» REQUIRED WORK: Copy the lines from the one containing "x-tick-label: 5.94 <" through the one containing "y-tick-label: 0 bbox=[84, 242, 91, 255]", inclusive, without any changes.

» DATA ENTRIES:
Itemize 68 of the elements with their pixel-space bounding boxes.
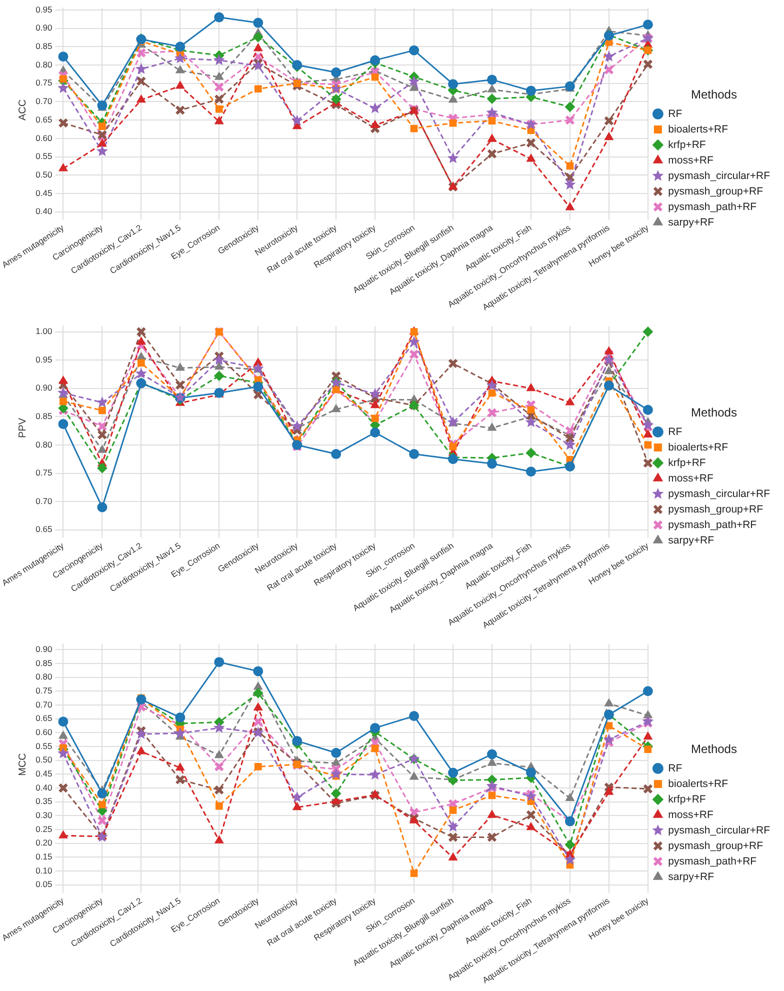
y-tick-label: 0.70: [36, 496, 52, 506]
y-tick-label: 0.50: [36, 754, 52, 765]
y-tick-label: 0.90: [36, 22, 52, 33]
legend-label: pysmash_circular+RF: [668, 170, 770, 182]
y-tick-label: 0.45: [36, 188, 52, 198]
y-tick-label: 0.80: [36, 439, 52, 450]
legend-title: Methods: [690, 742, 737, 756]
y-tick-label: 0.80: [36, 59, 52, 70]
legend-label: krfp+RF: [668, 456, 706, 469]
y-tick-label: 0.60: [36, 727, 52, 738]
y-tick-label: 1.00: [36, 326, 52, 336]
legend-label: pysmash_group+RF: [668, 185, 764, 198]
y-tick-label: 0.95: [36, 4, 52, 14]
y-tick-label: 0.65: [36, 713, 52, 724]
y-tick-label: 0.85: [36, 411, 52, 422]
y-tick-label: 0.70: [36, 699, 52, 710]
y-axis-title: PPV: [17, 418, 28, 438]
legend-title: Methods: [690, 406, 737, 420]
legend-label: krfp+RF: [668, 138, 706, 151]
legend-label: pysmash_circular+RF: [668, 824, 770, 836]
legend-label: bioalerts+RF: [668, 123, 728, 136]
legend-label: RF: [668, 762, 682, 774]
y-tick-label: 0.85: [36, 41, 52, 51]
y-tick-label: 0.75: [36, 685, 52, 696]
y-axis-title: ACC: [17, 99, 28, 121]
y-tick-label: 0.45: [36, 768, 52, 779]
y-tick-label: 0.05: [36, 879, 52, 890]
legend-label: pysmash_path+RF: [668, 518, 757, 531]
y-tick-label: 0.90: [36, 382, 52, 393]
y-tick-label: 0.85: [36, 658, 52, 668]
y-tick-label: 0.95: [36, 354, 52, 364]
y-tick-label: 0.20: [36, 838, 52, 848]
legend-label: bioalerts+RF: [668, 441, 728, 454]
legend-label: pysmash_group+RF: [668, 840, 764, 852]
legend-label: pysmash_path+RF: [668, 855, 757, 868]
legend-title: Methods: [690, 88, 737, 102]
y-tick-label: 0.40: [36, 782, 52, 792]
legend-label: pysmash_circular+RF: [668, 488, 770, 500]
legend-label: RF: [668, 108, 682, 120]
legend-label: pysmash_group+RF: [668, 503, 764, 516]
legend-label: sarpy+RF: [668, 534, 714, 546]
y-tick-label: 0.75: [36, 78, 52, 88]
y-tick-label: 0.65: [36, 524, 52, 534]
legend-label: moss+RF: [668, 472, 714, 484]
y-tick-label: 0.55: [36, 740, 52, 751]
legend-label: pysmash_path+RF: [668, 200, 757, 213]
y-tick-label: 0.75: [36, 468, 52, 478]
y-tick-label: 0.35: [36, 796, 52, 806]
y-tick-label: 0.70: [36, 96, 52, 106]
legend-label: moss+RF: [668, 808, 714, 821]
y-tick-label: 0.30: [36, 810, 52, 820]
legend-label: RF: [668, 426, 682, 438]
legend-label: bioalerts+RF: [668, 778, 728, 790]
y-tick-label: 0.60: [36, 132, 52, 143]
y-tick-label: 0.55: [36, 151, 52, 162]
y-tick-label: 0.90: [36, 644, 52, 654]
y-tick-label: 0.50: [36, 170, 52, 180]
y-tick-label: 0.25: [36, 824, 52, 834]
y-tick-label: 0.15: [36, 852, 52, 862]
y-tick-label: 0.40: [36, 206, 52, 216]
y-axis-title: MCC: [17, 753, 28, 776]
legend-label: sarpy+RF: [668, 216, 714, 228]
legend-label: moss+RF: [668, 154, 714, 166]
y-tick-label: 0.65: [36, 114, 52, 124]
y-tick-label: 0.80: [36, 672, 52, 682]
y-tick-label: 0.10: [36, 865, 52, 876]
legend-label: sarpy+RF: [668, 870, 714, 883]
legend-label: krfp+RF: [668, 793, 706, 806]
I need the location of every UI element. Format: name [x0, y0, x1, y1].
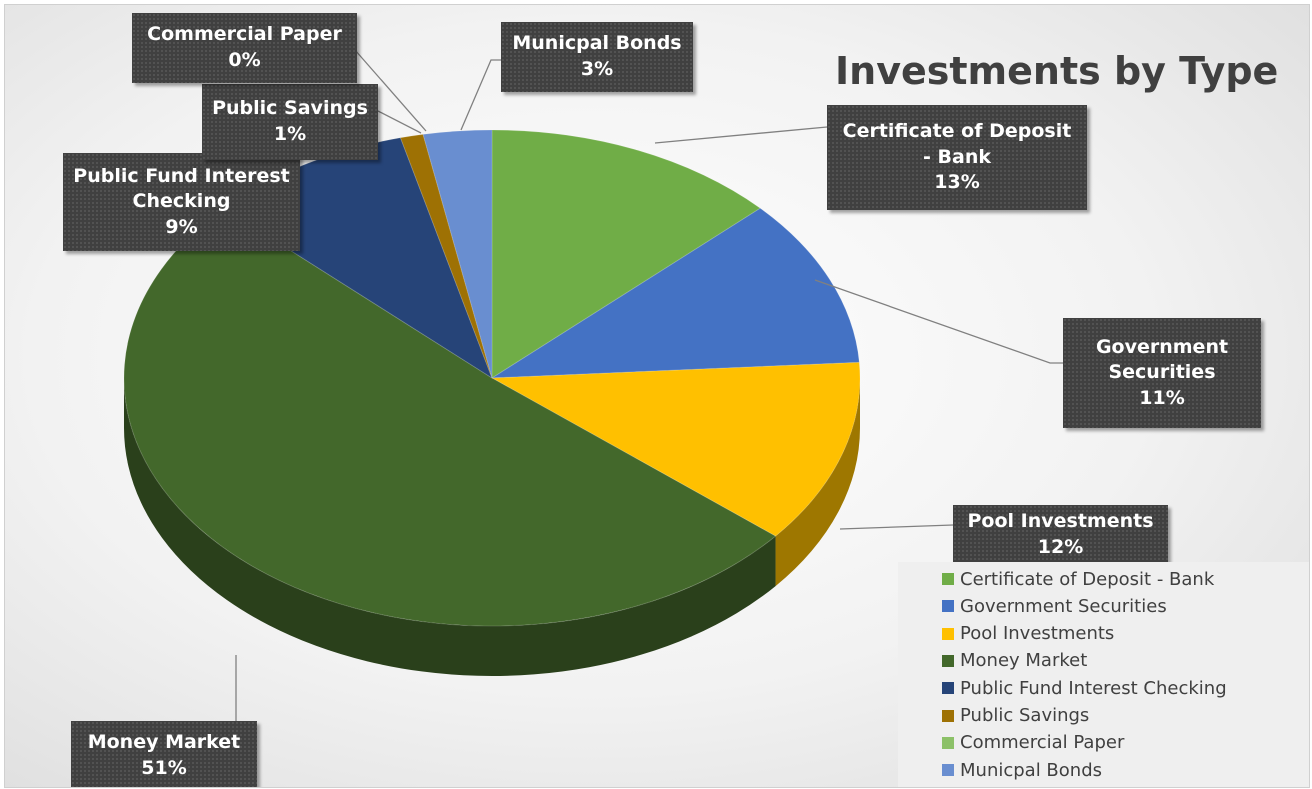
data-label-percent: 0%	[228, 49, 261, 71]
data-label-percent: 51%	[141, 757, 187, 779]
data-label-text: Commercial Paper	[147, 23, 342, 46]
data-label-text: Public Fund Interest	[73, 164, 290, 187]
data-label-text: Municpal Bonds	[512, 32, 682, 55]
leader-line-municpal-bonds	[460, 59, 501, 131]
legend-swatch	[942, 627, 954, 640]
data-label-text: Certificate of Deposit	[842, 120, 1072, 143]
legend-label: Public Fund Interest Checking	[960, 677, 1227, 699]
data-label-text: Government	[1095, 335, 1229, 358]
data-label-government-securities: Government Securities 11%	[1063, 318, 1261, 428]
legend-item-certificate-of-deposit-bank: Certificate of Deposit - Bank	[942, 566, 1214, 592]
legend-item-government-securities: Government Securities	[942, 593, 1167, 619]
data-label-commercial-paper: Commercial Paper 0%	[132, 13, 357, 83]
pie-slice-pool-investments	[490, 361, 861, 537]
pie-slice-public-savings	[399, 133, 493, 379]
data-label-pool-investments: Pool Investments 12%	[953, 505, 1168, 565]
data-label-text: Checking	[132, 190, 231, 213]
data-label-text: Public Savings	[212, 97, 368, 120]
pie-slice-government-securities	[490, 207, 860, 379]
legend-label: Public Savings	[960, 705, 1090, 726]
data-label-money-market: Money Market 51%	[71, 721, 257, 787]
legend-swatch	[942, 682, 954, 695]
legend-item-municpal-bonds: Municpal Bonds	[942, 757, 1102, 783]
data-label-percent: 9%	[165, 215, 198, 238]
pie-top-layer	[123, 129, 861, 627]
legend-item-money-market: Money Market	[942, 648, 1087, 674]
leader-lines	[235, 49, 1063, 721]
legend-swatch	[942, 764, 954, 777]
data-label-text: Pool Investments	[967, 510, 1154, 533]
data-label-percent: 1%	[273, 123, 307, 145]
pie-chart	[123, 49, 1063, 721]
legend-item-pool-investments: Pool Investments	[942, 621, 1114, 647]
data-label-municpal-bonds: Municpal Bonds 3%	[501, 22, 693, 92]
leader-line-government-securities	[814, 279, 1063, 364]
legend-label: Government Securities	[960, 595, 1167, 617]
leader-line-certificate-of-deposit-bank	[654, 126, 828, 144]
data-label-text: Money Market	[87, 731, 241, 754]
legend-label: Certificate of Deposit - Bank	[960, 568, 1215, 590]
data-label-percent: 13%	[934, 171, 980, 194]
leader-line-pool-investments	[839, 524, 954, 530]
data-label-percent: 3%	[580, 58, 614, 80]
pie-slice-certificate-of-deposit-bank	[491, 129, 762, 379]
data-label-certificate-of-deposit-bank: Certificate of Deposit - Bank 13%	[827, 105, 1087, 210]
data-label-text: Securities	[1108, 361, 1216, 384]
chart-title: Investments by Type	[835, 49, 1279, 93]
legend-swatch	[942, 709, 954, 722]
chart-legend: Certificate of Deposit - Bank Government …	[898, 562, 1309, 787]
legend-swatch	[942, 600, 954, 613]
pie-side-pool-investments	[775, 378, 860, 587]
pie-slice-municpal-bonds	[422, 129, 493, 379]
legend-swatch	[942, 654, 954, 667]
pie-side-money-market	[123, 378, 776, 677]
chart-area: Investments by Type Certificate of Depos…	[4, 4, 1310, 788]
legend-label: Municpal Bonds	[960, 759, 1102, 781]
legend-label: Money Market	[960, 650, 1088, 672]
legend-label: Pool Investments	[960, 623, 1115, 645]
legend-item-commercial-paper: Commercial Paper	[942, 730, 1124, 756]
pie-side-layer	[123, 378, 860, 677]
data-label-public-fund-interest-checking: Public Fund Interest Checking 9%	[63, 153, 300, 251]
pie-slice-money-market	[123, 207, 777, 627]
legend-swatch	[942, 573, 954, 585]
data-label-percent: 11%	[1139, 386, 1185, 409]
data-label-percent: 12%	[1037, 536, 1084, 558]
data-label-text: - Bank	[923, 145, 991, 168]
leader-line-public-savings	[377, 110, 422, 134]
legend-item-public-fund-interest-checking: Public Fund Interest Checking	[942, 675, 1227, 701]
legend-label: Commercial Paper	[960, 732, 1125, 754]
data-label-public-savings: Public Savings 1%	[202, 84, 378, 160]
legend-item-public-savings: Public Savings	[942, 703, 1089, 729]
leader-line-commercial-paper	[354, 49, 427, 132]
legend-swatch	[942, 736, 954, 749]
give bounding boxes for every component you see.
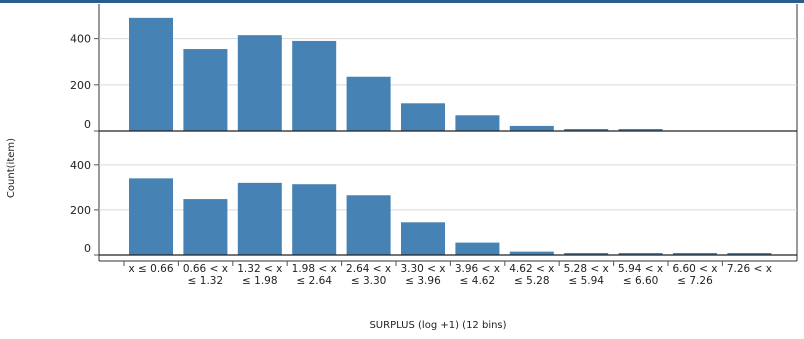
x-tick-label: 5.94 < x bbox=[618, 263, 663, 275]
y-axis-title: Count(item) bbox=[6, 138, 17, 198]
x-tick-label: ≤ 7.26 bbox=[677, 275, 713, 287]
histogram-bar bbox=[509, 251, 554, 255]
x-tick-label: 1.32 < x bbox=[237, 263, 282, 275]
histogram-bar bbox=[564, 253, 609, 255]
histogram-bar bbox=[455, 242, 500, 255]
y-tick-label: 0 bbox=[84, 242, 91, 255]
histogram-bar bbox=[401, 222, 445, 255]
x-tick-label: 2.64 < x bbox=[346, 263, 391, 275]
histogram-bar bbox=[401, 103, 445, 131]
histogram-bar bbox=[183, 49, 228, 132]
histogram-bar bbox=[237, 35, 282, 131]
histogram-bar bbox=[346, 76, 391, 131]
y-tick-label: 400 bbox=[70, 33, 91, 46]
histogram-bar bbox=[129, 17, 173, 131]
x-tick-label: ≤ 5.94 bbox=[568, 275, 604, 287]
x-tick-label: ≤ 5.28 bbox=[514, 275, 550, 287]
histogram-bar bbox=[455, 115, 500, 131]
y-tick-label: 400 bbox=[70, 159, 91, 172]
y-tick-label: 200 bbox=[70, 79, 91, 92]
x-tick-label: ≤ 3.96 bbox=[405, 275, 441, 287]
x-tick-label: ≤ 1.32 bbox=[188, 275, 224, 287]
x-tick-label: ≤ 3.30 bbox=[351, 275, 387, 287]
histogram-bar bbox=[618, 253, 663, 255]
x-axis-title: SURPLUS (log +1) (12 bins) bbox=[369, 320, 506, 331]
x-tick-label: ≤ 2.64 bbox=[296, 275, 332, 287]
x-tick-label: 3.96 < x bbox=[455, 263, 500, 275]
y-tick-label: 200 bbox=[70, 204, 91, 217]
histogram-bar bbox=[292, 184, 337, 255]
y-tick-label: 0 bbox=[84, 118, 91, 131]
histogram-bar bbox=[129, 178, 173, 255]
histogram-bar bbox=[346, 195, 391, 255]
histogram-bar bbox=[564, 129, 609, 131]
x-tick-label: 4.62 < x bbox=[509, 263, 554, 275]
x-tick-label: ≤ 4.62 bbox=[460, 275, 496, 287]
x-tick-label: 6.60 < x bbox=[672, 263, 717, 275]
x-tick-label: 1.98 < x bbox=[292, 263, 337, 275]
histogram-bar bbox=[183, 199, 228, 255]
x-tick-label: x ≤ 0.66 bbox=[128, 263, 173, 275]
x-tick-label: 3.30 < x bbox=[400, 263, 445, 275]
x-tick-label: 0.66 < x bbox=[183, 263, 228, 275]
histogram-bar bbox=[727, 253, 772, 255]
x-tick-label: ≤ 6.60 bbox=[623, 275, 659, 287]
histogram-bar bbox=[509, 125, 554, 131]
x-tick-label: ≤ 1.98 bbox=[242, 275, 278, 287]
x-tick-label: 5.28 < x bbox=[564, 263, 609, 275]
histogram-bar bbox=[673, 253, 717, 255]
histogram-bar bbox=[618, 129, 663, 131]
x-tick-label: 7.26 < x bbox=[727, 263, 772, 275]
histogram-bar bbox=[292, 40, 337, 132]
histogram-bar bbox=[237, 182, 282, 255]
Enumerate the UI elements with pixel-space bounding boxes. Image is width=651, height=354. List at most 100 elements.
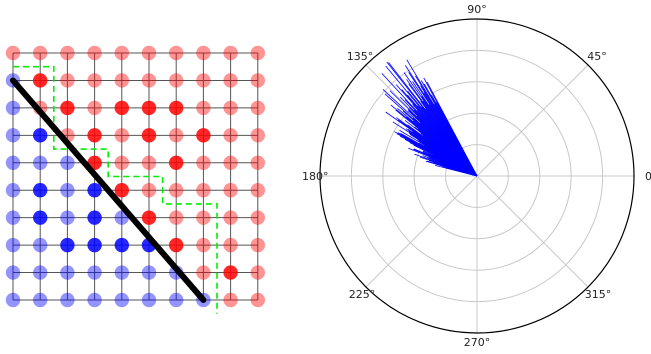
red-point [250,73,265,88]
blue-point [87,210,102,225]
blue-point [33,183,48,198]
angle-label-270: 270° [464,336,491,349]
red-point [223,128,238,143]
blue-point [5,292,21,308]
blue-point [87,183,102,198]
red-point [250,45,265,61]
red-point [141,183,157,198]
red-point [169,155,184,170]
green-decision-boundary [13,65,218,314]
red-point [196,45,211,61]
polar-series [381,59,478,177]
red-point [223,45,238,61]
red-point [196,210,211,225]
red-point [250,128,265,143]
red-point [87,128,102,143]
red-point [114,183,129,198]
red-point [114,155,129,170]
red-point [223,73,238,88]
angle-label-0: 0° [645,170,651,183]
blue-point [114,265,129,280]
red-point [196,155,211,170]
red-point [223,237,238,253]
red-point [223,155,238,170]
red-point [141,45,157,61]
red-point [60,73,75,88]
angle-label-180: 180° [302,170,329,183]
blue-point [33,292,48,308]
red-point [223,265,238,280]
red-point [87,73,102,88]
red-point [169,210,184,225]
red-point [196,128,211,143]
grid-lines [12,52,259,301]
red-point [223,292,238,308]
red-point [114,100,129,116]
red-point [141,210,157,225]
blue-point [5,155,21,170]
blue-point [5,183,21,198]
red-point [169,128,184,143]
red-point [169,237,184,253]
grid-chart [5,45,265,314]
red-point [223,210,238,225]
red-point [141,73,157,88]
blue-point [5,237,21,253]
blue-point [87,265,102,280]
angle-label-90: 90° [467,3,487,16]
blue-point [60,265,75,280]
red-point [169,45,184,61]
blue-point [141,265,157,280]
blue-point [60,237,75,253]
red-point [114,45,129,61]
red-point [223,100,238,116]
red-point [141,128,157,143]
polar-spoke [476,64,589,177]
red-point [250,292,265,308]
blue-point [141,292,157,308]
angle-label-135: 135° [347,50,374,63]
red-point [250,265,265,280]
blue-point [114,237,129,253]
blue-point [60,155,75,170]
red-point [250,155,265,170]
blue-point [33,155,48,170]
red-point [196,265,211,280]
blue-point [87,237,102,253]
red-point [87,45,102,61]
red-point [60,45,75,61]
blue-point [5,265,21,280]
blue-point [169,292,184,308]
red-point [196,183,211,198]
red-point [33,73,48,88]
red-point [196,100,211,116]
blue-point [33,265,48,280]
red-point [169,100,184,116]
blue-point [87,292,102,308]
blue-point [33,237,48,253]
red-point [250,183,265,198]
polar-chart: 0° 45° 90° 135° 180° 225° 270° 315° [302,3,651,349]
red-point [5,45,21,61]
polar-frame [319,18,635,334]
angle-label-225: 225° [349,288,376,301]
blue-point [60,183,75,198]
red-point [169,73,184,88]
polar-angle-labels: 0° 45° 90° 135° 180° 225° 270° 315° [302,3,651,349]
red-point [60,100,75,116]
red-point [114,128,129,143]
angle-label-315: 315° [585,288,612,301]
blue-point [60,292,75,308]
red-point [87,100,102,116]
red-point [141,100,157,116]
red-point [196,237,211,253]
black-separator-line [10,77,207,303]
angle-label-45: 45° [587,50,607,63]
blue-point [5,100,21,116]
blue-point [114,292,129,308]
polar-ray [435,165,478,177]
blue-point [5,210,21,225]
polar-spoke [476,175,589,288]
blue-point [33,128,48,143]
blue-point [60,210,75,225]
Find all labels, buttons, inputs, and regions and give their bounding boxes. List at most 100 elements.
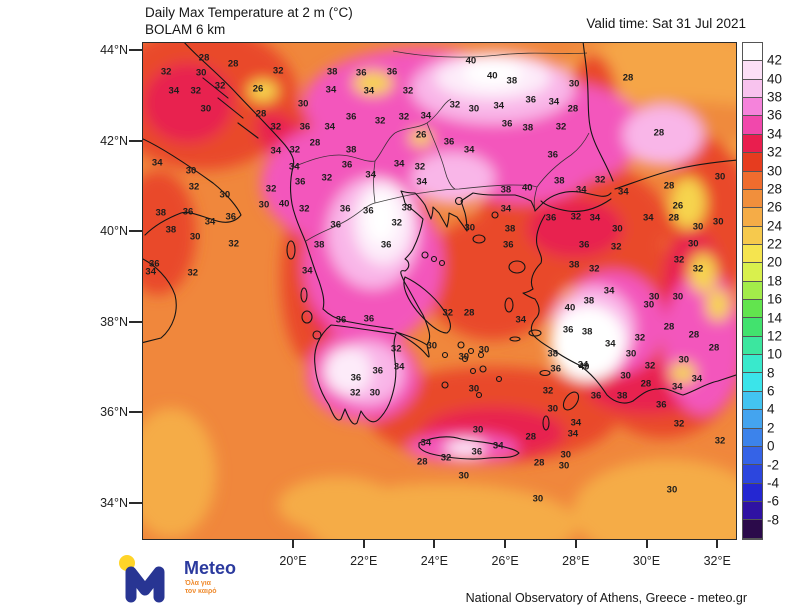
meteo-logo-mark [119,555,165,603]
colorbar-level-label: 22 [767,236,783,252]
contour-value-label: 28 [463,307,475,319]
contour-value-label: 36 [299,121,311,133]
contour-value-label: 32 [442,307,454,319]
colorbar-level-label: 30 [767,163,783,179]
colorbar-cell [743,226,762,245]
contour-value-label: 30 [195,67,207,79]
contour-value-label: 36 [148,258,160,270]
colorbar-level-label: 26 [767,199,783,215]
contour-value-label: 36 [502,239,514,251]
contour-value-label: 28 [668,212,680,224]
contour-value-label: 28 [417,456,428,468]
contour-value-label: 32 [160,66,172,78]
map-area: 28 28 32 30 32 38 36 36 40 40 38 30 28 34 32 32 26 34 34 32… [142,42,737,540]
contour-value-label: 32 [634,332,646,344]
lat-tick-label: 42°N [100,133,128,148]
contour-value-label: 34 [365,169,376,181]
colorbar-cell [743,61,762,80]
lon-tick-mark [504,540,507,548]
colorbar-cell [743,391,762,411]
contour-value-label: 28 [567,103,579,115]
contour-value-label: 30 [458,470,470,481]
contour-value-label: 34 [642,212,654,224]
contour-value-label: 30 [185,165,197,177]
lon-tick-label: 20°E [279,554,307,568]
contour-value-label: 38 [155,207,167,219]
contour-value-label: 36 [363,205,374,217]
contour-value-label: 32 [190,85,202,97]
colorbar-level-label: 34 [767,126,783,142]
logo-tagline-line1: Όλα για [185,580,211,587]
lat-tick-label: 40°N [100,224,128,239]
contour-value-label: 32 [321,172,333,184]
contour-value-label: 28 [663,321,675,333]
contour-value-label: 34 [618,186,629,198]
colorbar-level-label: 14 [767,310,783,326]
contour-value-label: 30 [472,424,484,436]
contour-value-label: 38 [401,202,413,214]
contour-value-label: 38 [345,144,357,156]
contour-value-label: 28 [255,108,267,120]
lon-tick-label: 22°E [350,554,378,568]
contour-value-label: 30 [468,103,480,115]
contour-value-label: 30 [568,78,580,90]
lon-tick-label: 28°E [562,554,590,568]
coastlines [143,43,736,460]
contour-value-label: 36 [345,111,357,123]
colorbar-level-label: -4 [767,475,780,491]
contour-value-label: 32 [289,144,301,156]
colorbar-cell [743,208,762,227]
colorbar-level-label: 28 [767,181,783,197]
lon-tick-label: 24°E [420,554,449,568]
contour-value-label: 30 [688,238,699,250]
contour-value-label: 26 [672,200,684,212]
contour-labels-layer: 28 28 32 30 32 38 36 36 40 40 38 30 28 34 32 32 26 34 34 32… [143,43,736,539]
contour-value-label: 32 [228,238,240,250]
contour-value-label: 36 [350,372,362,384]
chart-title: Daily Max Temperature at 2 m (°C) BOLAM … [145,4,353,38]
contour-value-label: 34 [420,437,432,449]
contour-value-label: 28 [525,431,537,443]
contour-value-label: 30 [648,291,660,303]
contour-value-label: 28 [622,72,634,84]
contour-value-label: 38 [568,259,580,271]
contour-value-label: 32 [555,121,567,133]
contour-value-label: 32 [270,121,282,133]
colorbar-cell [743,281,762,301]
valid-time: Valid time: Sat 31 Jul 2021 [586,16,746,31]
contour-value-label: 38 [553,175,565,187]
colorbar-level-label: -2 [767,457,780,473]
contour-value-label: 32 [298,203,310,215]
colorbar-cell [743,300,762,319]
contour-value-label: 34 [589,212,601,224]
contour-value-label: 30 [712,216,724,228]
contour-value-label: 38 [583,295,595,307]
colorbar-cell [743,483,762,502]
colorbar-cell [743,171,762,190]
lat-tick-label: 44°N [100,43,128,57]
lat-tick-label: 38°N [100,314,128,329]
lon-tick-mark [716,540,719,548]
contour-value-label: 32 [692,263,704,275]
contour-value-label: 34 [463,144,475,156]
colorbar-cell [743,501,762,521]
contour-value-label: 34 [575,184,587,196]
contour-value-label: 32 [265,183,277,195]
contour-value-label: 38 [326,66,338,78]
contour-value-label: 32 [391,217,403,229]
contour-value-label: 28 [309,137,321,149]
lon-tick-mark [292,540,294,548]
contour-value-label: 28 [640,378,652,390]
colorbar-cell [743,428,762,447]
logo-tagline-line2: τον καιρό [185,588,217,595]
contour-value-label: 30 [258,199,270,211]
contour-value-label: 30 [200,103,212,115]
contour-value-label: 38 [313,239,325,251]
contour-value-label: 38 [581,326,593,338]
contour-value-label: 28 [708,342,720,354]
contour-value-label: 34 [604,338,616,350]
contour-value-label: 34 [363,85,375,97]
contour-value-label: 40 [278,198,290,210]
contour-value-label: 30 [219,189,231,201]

» COMPLETE RESPONSE:
x-tick-label: 5.94 < x bbox=[618, 263, 663, 275]
y-axis-title: Count(item) bbox=[6, 138, 17, 198]
x-tick-label: ≤ 7.26 bbox=[677, 275, 713, 287]
histogram-bar bbox=[509, 251, 554, 255]
x-tick-label: 1.32 < x bbox=[237, 263, 282, 275]
histogram-bar bbox=[564, 253, 609, 255]
histogram-bar bbox=[455, 242, 500, 255]
y-tick-label: 0 bbox=[84, 242, 91, 255]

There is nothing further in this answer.